Challenge 1: In the passage on joint federal and Tribal land management, what is the name of the sacred volcanic rock in Morro Bay?
-------- Passage shown
This deviates from Ostrom’s principles, but given the ways in which Indigenous communities’ needs and voices have consistently been left out of federal land management decisions, this plan for collaborative stewardship represents a significant shift in the right direction. As the Northern Chumash Tribal Council explains, the CHNMS would establish an important precedent for “elevating Indigenous perspectives and cultural values in ocean conservation.”

LOOKING FORWARD

The CHNMS is not the only recent example of joint federal and Tribal management of traditionally Native territory.

At Bears Ears National Monument in southern Utah, a cooperative agreement has been signed between the Department of the Interior, the U.S. Forest Service, the Bureau of Land Management, the Department of Agriculture, and the Bears Ears Intertribal Coalition: a group of five Native Tribes from the area. The details of the final management plan have yet to be decided upon, but the preferred option maximizes Tribal involvement through collaboration in planning, not just back-end consultation. Such a plan aims at more effective management of this monument, helping to reconcile differences between settler-colonial and Native conceptions of land stewardship.

One key litmus test for whether the CHNMS is truly being managed collaboratively will be the potential future inclusion of Morro Bay, California.

A group of people stand on a beach. One person with long dark hair and a gray shirt touches a second person, dressed in red, on the head with a traditional object made of feathers and leather tassels.

In September 2023, the Northern Chumash Tribal Council held a ceremony in preparation for a rally to support the inclusion of Morro Bay in the proposed marine sanctuary.

Mario Tama/Getty Images

In the sanctuary plan, the Northern Chumash Tribal Council originally advocated to include the bay, home to Lisamu’ or Lesa’mo’, a volcanic rock held sacred by the Chumash and Salinan peoples. However, in part because of pressures from offshore wind farm developers, the final environmental impact statement recently released by NOAA excludes Morro Bay from the sanctuary’s boundaries. The Northern Chumash Tribe and three offshore wind developers agreed to exclude Morro Bay for now so that development can continue, but to advocate for its inclusion in the sanctuary in 2025 once the wind farms are constructed. Time will tell whether NOAA agrees to eventually include Morro Bay in line with the wishes of the Northern Chumash.
----------------
-------- Stored rows
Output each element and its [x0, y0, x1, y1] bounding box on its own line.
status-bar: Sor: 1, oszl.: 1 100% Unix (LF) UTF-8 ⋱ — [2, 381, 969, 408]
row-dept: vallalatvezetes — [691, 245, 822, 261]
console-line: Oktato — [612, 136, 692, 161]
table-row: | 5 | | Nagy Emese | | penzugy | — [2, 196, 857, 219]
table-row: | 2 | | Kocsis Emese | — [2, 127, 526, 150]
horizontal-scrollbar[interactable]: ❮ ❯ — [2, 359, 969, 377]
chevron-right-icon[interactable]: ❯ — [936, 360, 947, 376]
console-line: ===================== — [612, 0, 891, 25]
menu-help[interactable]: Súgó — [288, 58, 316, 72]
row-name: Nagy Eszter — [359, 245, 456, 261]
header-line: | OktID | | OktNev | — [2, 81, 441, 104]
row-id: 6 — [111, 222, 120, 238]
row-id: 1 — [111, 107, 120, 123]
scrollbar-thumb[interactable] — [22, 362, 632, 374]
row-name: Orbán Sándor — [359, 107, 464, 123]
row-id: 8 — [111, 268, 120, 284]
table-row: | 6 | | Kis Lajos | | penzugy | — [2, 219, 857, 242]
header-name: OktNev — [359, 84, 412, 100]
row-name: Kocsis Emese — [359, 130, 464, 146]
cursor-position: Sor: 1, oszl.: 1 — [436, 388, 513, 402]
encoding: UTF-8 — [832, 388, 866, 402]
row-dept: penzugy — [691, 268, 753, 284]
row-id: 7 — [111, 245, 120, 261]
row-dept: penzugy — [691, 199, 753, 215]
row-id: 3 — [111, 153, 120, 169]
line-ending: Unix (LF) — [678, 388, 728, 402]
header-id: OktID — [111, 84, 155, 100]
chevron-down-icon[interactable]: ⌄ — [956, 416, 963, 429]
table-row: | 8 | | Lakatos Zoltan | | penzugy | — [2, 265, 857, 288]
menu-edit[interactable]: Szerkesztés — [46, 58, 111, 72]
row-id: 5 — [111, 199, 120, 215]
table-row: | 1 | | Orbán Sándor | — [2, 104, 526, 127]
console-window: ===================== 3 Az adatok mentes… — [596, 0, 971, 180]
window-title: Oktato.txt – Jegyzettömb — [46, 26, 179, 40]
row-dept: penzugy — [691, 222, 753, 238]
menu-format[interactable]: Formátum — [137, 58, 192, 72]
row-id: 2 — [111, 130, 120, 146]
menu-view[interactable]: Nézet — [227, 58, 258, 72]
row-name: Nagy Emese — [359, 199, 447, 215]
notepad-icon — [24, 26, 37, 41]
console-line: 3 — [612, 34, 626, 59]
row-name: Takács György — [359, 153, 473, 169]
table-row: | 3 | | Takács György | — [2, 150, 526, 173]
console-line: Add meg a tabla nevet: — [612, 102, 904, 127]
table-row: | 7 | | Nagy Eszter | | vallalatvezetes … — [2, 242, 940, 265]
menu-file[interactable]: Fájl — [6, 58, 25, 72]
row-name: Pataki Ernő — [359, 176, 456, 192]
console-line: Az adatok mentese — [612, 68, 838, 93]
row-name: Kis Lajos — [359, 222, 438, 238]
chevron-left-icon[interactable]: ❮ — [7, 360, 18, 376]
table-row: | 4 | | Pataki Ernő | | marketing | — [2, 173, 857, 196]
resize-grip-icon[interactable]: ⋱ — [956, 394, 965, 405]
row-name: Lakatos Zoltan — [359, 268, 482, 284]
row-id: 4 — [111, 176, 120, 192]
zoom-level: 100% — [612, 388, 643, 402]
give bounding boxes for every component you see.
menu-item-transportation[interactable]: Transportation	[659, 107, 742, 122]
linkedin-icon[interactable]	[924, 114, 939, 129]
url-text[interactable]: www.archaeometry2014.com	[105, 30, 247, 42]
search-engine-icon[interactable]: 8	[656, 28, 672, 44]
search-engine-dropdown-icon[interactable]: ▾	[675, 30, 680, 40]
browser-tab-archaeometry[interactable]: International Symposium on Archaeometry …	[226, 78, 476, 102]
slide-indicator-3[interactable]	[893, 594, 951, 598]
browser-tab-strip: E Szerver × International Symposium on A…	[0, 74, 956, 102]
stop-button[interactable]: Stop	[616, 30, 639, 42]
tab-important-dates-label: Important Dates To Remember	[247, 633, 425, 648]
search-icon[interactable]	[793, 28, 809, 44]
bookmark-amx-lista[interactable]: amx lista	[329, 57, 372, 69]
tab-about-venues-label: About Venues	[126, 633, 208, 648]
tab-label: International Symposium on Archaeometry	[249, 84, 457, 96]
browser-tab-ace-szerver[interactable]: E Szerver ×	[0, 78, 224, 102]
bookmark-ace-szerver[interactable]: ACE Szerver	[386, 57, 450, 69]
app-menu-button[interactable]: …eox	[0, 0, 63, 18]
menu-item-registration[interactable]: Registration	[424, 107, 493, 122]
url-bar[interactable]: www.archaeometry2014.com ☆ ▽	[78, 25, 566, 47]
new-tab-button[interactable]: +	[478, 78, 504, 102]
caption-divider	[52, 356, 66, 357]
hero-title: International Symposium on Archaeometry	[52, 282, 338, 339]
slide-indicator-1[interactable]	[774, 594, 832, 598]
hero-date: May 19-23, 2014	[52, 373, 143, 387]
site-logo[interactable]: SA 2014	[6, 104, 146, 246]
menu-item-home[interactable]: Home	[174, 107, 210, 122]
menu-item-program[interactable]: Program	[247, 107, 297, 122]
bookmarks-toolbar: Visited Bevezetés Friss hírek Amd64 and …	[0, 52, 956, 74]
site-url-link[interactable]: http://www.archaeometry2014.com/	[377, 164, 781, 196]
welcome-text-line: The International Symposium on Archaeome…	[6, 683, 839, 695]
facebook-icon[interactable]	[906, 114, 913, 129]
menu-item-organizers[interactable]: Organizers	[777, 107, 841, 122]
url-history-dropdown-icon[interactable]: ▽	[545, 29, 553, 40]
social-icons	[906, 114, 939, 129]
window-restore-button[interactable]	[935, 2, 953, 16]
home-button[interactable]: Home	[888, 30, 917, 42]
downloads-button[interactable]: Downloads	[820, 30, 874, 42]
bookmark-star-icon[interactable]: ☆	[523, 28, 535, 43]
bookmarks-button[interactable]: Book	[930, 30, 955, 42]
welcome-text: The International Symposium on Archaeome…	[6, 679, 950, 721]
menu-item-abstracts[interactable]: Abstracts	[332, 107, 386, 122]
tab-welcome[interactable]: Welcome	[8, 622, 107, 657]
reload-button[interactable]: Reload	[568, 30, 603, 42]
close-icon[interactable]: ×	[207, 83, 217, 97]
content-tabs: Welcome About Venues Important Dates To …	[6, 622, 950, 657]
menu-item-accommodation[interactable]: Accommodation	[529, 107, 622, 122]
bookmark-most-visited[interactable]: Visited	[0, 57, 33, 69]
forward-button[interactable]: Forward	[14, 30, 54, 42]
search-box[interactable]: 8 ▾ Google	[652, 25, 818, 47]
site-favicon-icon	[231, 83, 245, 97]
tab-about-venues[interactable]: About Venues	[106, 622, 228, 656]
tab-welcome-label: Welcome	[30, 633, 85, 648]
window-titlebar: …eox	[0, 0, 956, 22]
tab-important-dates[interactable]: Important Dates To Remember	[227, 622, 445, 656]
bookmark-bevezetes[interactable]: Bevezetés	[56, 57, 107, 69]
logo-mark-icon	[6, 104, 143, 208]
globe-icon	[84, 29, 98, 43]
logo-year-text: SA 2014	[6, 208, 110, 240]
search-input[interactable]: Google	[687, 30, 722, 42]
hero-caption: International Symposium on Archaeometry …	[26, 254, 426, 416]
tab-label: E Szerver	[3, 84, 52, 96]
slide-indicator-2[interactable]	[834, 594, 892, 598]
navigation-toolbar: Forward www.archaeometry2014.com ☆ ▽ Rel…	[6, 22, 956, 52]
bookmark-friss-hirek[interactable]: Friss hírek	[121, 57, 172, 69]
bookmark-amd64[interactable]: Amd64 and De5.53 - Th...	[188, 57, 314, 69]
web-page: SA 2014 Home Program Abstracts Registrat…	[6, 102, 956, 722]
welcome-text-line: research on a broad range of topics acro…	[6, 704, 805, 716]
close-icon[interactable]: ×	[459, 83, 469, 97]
----------------
Challenge 2: Copy the stored data entries word for word, everything from the first line of the entries down to the line containing "horizontal-scrollbar[interactable]: ❮ ❯", with both of those lines included.

Final result 1: Lisamu’ or Lesa’mo’

Final result 2:
Output each element and its [x0, y0, x1, y1] bounding box on its own line.
status-bar: Sor: 1, oszl.: 1 100% Unix (LF) UTF-8 ⋱ — [2, 381, 969, 408]
row-dept: vallalatvezetes — [691, 245, 822, 261]
console-line: Oktato — [612, 136, 692, 161]
table-row: | 5 | | Nagy Emese | | penzugy | — [2, 196, 857, 219]
table-row: | 2 | | Kocsis Emese | — [2, 127, 526, 150]
horizontal-scrollbar[interactable]: ❮ ❯ — [2, 359, 969, 377]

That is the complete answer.